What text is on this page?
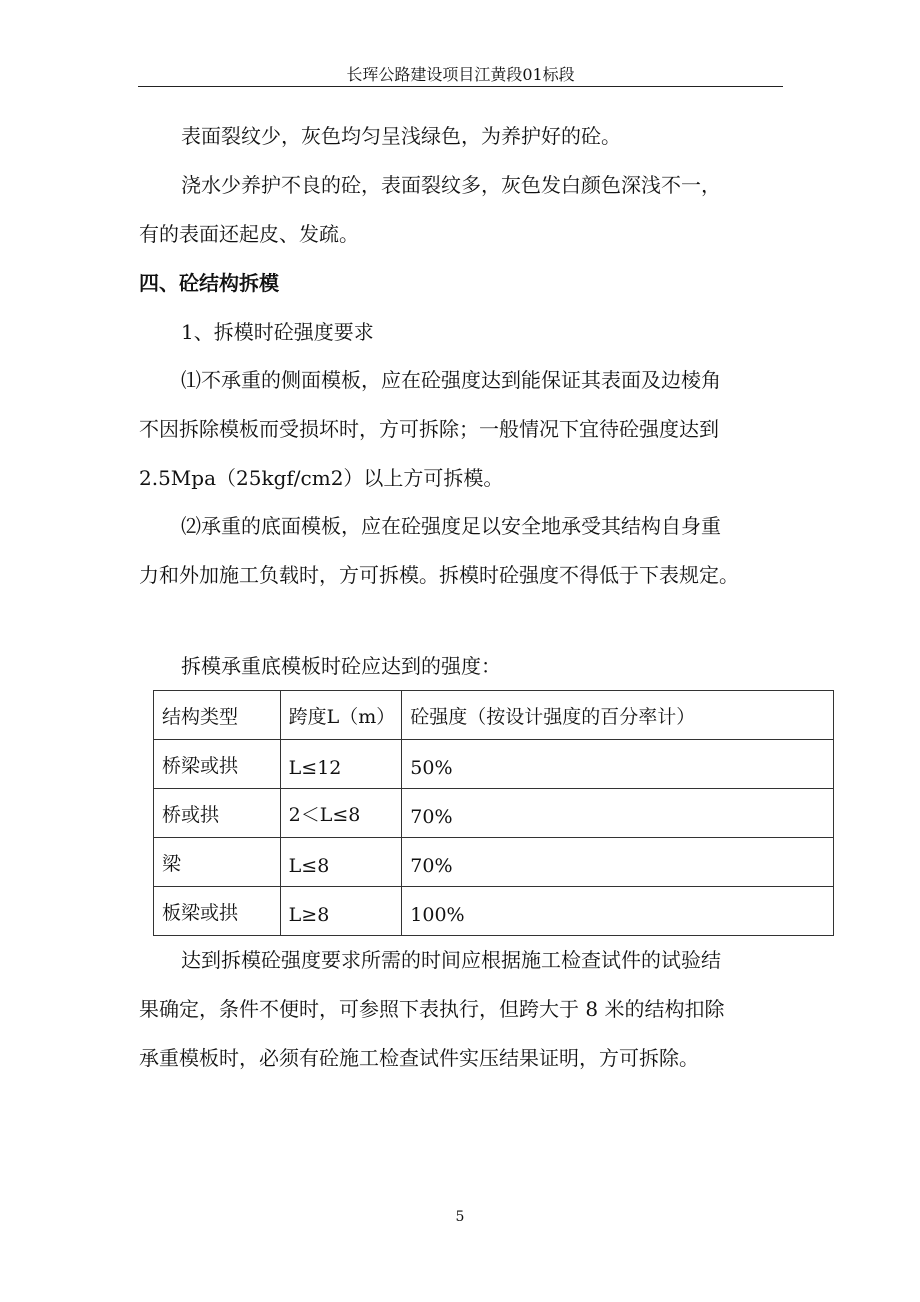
长珲公路建设项目江黄段01标段
表面裂纹少，灰色均匀呈浅绿色，为养护好的砼。
浇水少养护不良的砼，表面裂纹多，灰色发白颜色深浅不一，
有的表面还起皮、发疏。
四、砼结构拆模
1、拆模时砼强度要求
⑴不承重的侧面模板，应在砼强度达到能保证其表面及边棱角
不因拆除模板而受损坏时，方可拆除；一般情况下宜待砼强度达到
2.5Mpa（25kgf/cm2）以上方可拆模。
⑵承重的底面模板，应在砼强度足以安全地承受其结构自身重
力和外加施工负载时，方可拆模。拆模时砼强度不得低于下表规定。
拆模承重底模板时砼应达到的强度：
结构类型	跨度L（m）	砼强度（按设计强度的百分率计）
桥梁或拱	L≤12	50%
桥或拱	2＜L≤8	70%
梁	L≤8	70%
板梁或拱	L≥8	100%
达到拆模砼强度要求所需的时间应根据施工检查试件的试验结
果确定，条件不便时，可参照下表执行，但跨大于 8 米的结构扣除
承重模板时，必须有砼施工检查试件实压结果证明，方可拆除。
5
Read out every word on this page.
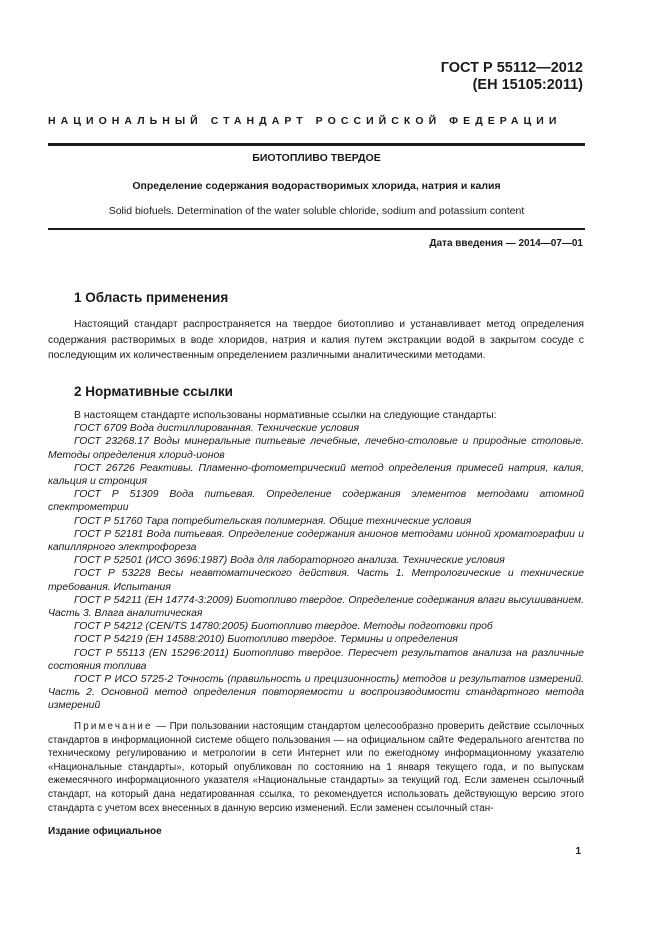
ГОСТ Р 55112—2012
(ЕН 15105:2011)
НАЦИОНАЛЬНЫЙ СТАНДАРТ РОССИЙСКОЙ ФЕДЕРАЦИИ
БИОТОПЛИВО ТВЕРДОЕ
Определение содержания водорастворимых хлорида, натрия и калия
Solid biofuels. Determination of the water soluble chloride, sodium and potassium content
Дата введения — 2014—07—01
1 Область применения

Настоящий стандарт распространяется на твердое биотопливо и устанавливает метод определения содержания растворимых в воде хлоридов, натрия и калия путем экстракции водой в закрытом сосуде с последующим их количественным определением различными аналитическими методами.

2 Нормативные ссылки
В настоящем стандарте использованы нормативные ссылки на следующие стандарты:
ГОСТ 6709 Вода дистиллированная. Технические условия
ГОСТ 23268.17 Воды минеральные питьевые лечебные, лечебно-столовые и природные столовые. Методы определения хлорид-ионов
ГОСТ 26726 Реактивы. Пламенно-фотометрический метод определения примесей натрия, калия, кальция и стронция
ГОСТ Р 51309 Вода питьевая. Определение содержания элементов методами атомной спектрометрии
ГОСТ Р 51760 Тара потребительская полимерная. Общие технические условия
ГОСТ Р 52181 Вода питьевая. Определение содержания анионов методами ионной хроматографии и капиллярного электрофореза
ГОСТ Р 52501 (ИСО 3696:1987) Вода для лабораторного анализа. Технические условия
ГОСТ Р 53228 Весы неавтоматического действия. Часть 1. Метрологические и технические требования. Испытания
ГОСТ Р 54211 (ЕН 14774-3:2009) Биотопливо твердое. Определение содержания влаги высушиванием. Часть 3. Влага аналитическая
ГОСТ Р 54212 (CEN/TS 14780:2005) Биотопливо твердое. Методы подготовки проб
ГОСТ Р 54219 (ЕН 14588:2010) Биотопливо твердое. Термины и определения
ГОСТ Р 55113 (EN 15296:2011) Биотопливо твердое. Пересчет результатов анализа на различные состояния топлива
ГОСТ Р ИСО 5725-2 Точность (правильность и прецизионность) методов и результатов измерений. Часть 2. Основной метод определения повторяемости и воспроизводимости стандартного метода измерений
Примечание — При пользовании настоящим стандартом целесообразно проверить действие ссылочных стандартов в информационной системе общего пользования — на официальном сайте Федерального агентства по техническому регулированию и метрологии в сети Интернет или по ежегодному информационному указателю «Национальные стандарты», который опубликован по состоянию на 1 января текущего года, и по выпускам ежемесячного информационного указателя «Национальные стандарты» за текущий год. Если заменен ссылочный стандарт, на который дана недатированная ссылка, то рекомендуется использовать действующую версию этого стандарта с учетом всех внесенных в данную версию изменений. Если заменен ссылочный стан-
Издание официальное
1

▶ [EXERCISE BRIEF]: Repeat the records word for word. Any picture in them should be left out.

▶ [EXERCISE OUTPUT]:
What text is on this page?
长珲公路建设项目江黄段01标段
表面裂纹少，灰色均匀呈浅绿色，为养护好的砼。
浇水少养护不良的砼，表面裂纹多，灰色发白颜色深浅不一，
有的表面还起皮、发疏。
四、砼结构拆模
1、拆模时砼强度要求
⑴不承重的侧面模板，应在砼强度达到能保证其表面及边棱角
不因拆除模板而受损坏时，方可拆除；一般情况下宜待砼强度达到
2.5Mpa（25kgf/cm2）以上方可拆模。
⑵承重的底面模板，应在砼强度足以安全地承受其结构自身重
力和外加施工负载时，方可拆模。拆模时砼强度不得低于下表规定。
拆模承重底模板时砼应达到的强度：
结构类型	跨度L（m）	砼强度（按设计强度的百分率计）
桥梁或拱	L≤12	50%
桥或拱	2＜L≤8	70%
梁	L≤8	70%
板梁或拱	L≥8	100%
达到拆模砼强度要求所需的时间应根据施工检查试件的试验结
果确定，条件不便时，可参照下表执行，但跨大于 8 米的结构扣除
承重模板时，必须有砼施工检查试件实压结果证明，方可拆除。
5
Read out every word on this page.
ГОСТ Р 55112—2012
(ЕН 15105:2011)
НАЦИОНАЛЬНЫЙ СТАНДАРТ РОССИЙСКОЙ ФЕДЕРАЦИИ
БИОТОПЛИВО ТВЕРДОЕ
Определение содержания водорастворимых хлорида, натрия и калия
Solid biofuels. Determination of the water soluble chloride, sodium and potassium content
Дата введения — 2014—07—01
1 Область применения

Настоящий стандарт распространяется на твердое биотопливо и устанавливает метод определения содержания растворимых в воде хлоридов, натрия и калия путем экстракции водой в закрытом сосуде с последующим их количественным определением различными аналитическими методами.

2 Нормативные ссылки
В настоящем стандарте использованы нормативные ссылки на следующие стандарты:
ГОСТ 6709 Вода дистиллированная. Технические условия
ГОСТ 23268.17 Воды минеральные питьевые лечебные, лечебно-столовые и природные столовые. Методы определения хлорид-ионов
ГОСТ 26726 Реактивы. Пламенно-фотометрический метод определения примесей натрия, калия, кальция и стронция
ГОСТ Р 51309 Вода питьевая. Определение содержания элементов методами атомной спектрометрии
ГОСТ Р 51760 Тара потребительская полимерная. Общие технические условия
ГОСТ Р 52181 Вода питьевая. Определение содержания анионов методами ионной хроматографии и капиллярного электрофореза
ГОСТ Р 52501 (ИСО 3696:1987) Вода для лабораторного анализа. Технические условия
ГОСТ Р 53228 Весы неавтоматического действия. Часть 1. Метрологические и технические требования. Испытания
ГОСТ Р 54211 (ЕН 14774-3:2009) Биотопливо твердое. Определение содержания влаги высушиванием. Часть 3. Влага аналитическая
ГОСТ Р 54212 (CEN/TS 14780:2005) Биотопливо твердое. Методы подготовки проб
ГОСТ Р 54219 (ЕН 14588:2010) Биотопливо твердое. Термины и определения
ГОСТ Р 55113 (EN 15296:2011) Биотопливо твердое. Пересчет результатов анализа на различные состояния топлива
ГОСТ Р ИСО 5725-2 Точность (правильность и прецизионность) методов и результатов измерений. Часть 2. Основной метод определения повторяемости и воспроизводимости стандартного метода измерений
Примечание — При пользовании настоящим стандартом целесообразно проверить действие ссылочных стандартов в информационной системе общего пользования — на официальном сайте Федерального агентства по техническому регулированию и метрологии в сети Интернет или по ежегодному информационному указателю «Национальные стандарты», который опубликован по состоянию на 1 января текущего года, и по выпускам ежемесячного информационного указателя «Национальные стандарты» за текущий год. Если заменен ссылочный стандарт, на который дана недатированная ссылка, то рекомендуется использовать действующую версию этого стандарта с учетом всех внесенных в данную версию изменений. Если заменен ссылочный стан-
Издание официальное
1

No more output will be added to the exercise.